Dataset excerpt:
----
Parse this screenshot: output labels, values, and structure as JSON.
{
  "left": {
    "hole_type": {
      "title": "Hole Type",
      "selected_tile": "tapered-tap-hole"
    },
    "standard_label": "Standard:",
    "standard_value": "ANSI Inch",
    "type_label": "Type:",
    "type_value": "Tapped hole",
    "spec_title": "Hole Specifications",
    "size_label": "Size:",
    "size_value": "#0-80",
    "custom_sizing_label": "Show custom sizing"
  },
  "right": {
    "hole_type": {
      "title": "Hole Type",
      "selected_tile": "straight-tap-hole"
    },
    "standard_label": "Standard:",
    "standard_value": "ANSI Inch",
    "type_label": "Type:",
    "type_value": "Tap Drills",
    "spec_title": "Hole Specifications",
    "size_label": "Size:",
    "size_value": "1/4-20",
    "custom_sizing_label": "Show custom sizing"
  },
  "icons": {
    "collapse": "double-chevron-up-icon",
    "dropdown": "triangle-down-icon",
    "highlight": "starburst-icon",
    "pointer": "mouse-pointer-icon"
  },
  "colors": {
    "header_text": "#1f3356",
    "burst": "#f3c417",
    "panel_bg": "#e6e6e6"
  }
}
----
- **DIRECTION**: Write out every entry verbatim.

- **WORKED SOLUTION**:
Parse this screenshot: output labels, values, and structure as JSON.
{
  "left": {
    "hole_type": {
      "title": "Hole Type",
      "selected_tile": "tapered-tap-hole"
    },
    "standard_label": "Standard:",
    "standard_value": "ANSI Inch",
    "type_label": "Type:",
    "type_value": "Tapped hole",
    "spec_title": "Hole Specifications",
    "size_label": "Size:",
    "size_value": "#0-80",
    "custom_sizing_label": "Show custom sizing"
  },
  "right": {
    "hole_type": {
      "title": "Hole Type",
      "selected_tile": "straight-tap-hole"
    },
    "standard_label": "Standard:",
    "standard_value": "ANSI Inch",
    "type_label": "Type:",
    "type_value": "Tap Drills",
    "spec_title": "Hole Specifications",
    "size_label": "Size:",
    "size_value": "1/4-20",
    "custom_sizing_label": "Show custom sizing"
  },
  "icons": {
    "collapse": "double-chevron-up-icon",
    "dropdown": "triangle-down-icon",
    "highlight": "starburst-icon",
    "pointer": "mouse-pointer-icon"
  },
  "colors": {
    "header_text": "#1f3356",
    "burst": "#f3c417",
    "panel_bg": "#e6e6e6"
  }
}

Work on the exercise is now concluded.